- Problem requirements: Write the material out again exactly.

- Source data:
_____
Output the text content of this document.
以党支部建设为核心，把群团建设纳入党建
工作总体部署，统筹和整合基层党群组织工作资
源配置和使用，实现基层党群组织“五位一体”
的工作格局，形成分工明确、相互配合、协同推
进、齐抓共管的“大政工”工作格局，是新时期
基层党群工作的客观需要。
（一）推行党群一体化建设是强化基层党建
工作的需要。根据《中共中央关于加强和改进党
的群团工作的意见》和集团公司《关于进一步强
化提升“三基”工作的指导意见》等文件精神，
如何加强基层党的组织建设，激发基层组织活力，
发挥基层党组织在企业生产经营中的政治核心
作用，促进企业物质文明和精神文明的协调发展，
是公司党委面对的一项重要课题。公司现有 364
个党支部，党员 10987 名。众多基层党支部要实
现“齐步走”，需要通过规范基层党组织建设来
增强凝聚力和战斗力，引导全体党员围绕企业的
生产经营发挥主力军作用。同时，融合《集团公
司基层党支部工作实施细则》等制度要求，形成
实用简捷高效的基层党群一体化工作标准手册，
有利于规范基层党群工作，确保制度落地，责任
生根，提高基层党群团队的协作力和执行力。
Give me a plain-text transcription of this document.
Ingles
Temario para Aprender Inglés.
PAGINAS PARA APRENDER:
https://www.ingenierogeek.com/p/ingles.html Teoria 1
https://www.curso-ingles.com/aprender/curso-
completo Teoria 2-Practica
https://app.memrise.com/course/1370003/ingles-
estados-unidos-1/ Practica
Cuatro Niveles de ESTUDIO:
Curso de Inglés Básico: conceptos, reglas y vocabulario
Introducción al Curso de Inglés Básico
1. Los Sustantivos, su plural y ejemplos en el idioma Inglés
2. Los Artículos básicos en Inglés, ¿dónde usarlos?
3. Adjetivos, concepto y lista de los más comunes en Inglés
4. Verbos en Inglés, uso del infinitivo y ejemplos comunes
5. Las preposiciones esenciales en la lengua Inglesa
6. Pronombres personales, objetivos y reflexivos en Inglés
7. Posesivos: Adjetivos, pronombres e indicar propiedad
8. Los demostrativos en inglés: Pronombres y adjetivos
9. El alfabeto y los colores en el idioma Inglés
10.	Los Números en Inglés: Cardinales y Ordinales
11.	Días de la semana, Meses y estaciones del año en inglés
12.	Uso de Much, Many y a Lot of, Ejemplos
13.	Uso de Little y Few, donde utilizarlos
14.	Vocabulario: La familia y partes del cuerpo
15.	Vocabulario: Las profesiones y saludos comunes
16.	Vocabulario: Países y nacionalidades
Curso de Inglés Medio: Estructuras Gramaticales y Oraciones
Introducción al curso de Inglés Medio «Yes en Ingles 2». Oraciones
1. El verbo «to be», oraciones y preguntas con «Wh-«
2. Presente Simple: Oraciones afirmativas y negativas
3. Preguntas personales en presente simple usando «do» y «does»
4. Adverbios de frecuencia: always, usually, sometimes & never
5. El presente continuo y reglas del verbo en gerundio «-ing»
_____
- Response:
Output the text content of this document.
以党支部建设为核心，把群团建设纳入党建
工作总体部署，统筹和整合基层党群组织工作资
源配置和使用，实现基层党群组织“五位一体”
的工作格局，形成分工明确、相互配合、协同推
进、齐抓共管的“大政工”工作格局，是新时期
基层党群工作的客观需要。
（一）推行党群一体化建设是强化基层党建
工作的需要。根据《中共中央关于加强和改进党
的群团工作的意见》和集团公司《关于进一步强
化提升“三基”工作的指导意见》等文件精神，
如何加强基层党的组织建设，激发基层组织活力，
发挥基层党组织在企业生产经营中的政治核心
作用，促进企业物质文明和精神文明的协调发展，
是公司党委面对的一项重要课题。公司现有 364
个党支部，党员 10987 名。众多基层党支部要实
现“齐步走”，需要通过规范基层党组织建设来
增强凝聚力和战斗力，引导全体党员围绕企业的
生产经营发挥主力军作用。同时，融合《集团公
司基层党支部工作实施细则》等制度要求，形成
实用简捷高效的基层党群一体化工作标准手册，
有利于规范基层党群工作，确保制度落地，责任
生根，提高基层党群团队的协作力和执行力。
Give me a plain-text transcription of this document.
Ingles
Temario para Aprender Inglés.
PAGINAS PARA APRENDER:
https://www.ingenierogeek.com/p/ingles.html Teoria 1
https://www.curso-ingles.com/aprender/curso-
completo Teoria 2-Practica
https://app.memrise.com/course/1370003/ingles-
estados-unidos-1/ Practica
Cuatro Niveles de ESTUDIO:
Curso de Inglés Básico: conceptos, reglas y vocabulario
Introducción al Curso de Inglés Básico
1. Los Sustantivos, su plural y ejemplos en el idioma Inglés
2. Los Artículos básicos en Inglés, ¿dónde usarlos?
3. Adjetivos, concepto y lista de los más comunes en Inglés
4. Verbos en Inglés, uso del infinitivo y ejemplos comunes
5. Las preposiciones esenciales en la lengua Inglesa
6. Pronombres personales, objetivos y reflexivos en Inglés
7. Posesivos: Adjetivos, pronombres e indicar propiedad
8. Los demostrativos en inglés: Pronombres y adjetivos
9. El alfabeto y los colores en el idioma Inglés
10.	Los Números en Inglés: Cardinales y Ordinales
11.	Días de la semana, Meses y estaciones del año en inglés
12.	Uso de Much, Many y a Lot of, Ejemplos
13.	Uso de Little y Few, donde utilizarlos
14.	Vocabulario: La familia y partes del cuerpo
15.	Vocabulario: Las profesiones y saludos comunes
16.	Vocabulario: Países y nacionalidades
Curso de Inglés Medio: Estructuras Gramaticales y Oraciones
Introducción al curso de Inglés Medio «Yes en Ingles 2». Oraciones
1. El verbo «to be», oraciones y preguntas con «Wh-«
2. Presente Simple: Oraciones afirmativas y negativas
3. Preguntas personales en presente simple usando «do» y «does»
4. Adverbios de frecuencia: always, usually, sometimes & never
5. El presente continuo y reglas del verbo en gerundio «-ing»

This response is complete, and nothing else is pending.